* [TASKS]:
(a) Using the self-condensation table, answer the following questions:
(i) How much solvent was used in each reaction?
(ii) At roughly what wavelength is the Qy band used to determine yields?
(iii) Which solvent was paired with InCl3?
(b) Copy out the self-condensation table from "a Each reaction" up to and including "and no bacteriochlorin.".

* [TEXT FOR ANALYSIS]:
-- Opening Marker --
Survey of Conditions for the Self-condensation of Dihydrodipyrrin–acetate 15-Ac a.

Entry	Acid (mM)	Solvent	Oxidant	Conditions	Yield (%) b
1	BF3·O(Et)2 [140]	CH3CN	air	r.t., 24 h	– c
2	BF3·O(Et)2 [140]	CH3CN	air	80 °C, 2 h	TDC d
3	BF3·O(Et)2 [560]	CH3CN	air	80 °C, 10 min	TDC d
4	Neat BF3·O(Et)2	–	air	r.t., 19 h	TDC d
5	Neat TFA	–	air	r.t., 19 h	– e
6	TMSOTf [72], DTBP [144]	CH2Cl2	air	r.t., 19 h	– e
7	TMSOTf [72], DTBP [144]	DCE	air	80 °C, 19 h	– c
8	InCl3 [140]	Toluene	air	80 °C, 2 h	– c
9	Bi(OTf)3 [36]	CH2Cl2	air	r.t., 16 h	0.8
10	FeCl3 [9], AgOTf [18]	DCE	air	r.t., 16 h	1.2
11	p-TsOH·H2O [90]	AcOH	air	80 °C, 2 h	1.9
12	p-TsOH·H2O [360]	DCE	air	50 °C, 1 h	1.2

a Each reaction was carried out in a 4 mL vial containing a magnetic stir bar. In each reaction, 2.0 mg of reactant (15-Ac, 18 mM) and 0.23 mL of solvent was used; b Yields were determined spectroscopically by the intensity of the Qy band (~741 nm, εQy = 120,000 M−1cm−1 [18,19]) of crude samples. The crude sample was prepared by removal of a specific amount (5 μL) of sample from the reaction mixture and dilution with 3 mL of CH2Cl2; c No bacteriochlorin was formed; d The absorption spectrum was suggestive of tetradehydrocorrin (TDC)-like compounds; TLC analysis shows the starting material 15-Ac and no bacteriochlorin.

Table A3

Survey of Conditions for the Self-condensation of Dihydrodipyrrin–carbinol 15 a.
-- Closing Marker --
* [MATERIAL SUPPLIED]:
-- Opening Marker --
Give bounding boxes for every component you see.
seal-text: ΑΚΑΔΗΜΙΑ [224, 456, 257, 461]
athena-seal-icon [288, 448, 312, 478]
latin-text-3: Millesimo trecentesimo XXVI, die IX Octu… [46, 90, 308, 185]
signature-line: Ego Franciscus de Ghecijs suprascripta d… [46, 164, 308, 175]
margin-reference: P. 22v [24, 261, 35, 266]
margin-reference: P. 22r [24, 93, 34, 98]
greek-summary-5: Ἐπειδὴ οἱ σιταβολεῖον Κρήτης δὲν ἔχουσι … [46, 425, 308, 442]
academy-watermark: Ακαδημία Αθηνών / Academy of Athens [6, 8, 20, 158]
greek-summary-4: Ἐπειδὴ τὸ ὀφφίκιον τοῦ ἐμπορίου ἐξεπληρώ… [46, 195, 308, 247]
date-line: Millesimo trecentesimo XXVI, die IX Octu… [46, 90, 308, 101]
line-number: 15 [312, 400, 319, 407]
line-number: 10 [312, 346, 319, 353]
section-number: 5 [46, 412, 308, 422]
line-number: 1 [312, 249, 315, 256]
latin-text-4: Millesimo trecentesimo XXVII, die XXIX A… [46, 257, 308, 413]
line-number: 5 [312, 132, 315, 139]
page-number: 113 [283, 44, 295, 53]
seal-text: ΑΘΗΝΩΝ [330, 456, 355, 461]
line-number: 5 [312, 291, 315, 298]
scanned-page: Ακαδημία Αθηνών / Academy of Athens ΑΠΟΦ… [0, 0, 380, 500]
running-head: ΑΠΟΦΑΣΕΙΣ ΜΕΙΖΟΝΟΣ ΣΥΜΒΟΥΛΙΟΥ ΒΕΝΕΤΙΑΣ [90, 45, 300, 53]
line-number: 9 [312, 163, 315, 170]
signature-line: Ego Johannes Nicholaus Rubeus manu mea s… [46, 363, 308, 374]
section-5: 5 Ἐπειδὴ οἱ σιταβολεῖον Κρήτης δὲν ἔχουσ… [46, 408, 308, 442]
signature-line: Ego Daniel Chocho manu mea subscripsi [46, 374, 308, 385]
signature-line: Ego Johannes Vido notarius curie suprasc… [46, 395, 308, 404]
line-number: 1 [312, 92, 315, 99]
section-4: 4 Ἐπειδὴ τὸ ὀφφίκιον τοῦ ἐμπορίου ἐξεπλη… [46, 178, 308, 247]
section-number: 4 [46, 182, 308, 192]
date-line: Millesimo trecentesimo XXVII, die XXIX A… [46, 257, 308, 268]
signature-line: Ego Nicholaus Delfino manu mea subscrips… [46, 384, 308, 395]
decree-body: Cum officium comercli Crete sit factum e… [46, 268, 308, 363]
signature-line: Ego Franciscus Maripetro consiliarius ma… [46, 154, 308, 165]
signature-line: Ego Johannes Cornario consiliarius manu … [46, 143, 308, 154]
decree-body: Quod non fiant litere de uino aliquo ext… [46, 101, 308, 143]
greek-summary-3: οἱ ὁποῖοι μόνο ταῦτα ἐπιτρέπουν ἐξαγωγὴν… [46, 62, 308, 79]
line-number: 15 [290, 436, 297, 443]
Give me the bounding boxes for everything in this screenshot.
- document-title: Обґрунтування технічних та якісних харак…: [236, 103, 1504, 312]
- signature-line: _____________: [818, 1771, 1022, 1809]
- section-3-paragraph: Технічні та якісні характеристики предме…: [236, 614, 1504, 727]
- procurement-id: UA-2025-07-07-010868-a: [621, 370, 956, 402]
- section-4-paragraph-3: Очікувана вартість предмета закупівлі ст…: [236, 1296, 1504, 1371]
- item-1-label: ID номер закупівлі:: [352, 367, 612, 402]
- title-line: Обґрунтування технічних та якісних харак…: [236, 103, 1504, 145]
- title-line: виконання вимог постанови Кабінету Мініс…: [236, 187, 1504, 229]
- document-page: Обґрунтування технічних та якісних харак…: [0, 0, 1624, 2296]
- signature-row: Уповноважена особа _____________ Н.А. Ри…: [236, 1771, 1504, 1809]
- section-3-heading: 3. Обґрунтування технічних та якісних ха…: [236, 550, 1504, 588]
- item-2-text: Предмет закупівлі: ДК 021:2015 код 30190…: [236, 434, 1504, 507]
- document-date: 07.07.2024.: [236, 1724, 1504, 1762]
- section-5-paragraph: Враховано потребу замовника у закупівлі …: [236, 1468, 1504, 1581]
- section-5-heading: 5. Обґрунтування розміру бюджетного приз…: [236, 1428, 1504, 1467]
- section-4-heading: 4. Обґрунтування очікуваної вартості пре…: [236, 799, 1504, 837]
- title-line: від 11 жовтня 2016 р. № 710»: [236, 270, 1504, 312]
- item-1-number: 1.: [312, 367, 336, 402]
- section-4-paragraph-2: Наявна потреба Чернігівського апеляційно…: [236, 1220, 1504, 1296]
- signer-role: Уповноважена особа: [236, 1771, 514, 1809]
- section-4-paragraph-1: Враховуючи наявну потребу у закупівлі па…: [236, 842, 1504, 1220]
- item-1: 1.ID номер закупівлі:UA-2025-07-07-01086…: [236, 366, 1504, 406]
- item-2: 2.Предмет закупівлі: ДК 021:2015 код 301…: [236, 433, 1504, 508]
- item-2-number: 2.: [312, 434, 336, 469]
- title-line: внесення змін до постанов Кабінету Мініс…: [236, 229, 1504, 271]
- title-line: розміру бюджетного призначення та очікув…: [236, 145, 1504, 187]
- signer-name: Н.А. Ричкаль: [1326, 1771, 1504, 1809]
-- Closing Marker --
* [ACTIVITY ANSWERS]:
(a)
(i) 0.23 mL
(ii) About 741 nm
(iii) Toluene

(b)
a Each reaction was carried out in a 4 mL vial containing a magnetic stir bar. In each reaction, 2.0 mg of reactant (15-Ac, 18 mM) and 0.23 mL of solvent was used; b Yields were determined spectroscopically by the intensity of the Qy band (~741 nm, εQy = 120,000 M−1cm−1 [18,19]) of crude samples. The crude sample was prepared by removal of a specific amount (5 μL) of sample from the reaction mixture and dilution with 3 mL of CH2Cl2; c No bacteriochlorin was formed; d The absorption spectrum was suggestive of tetradehydrocorrin (TDC)-like compounds; TLC analysis shows the starting material 15-Ac and no bacteriochlorin.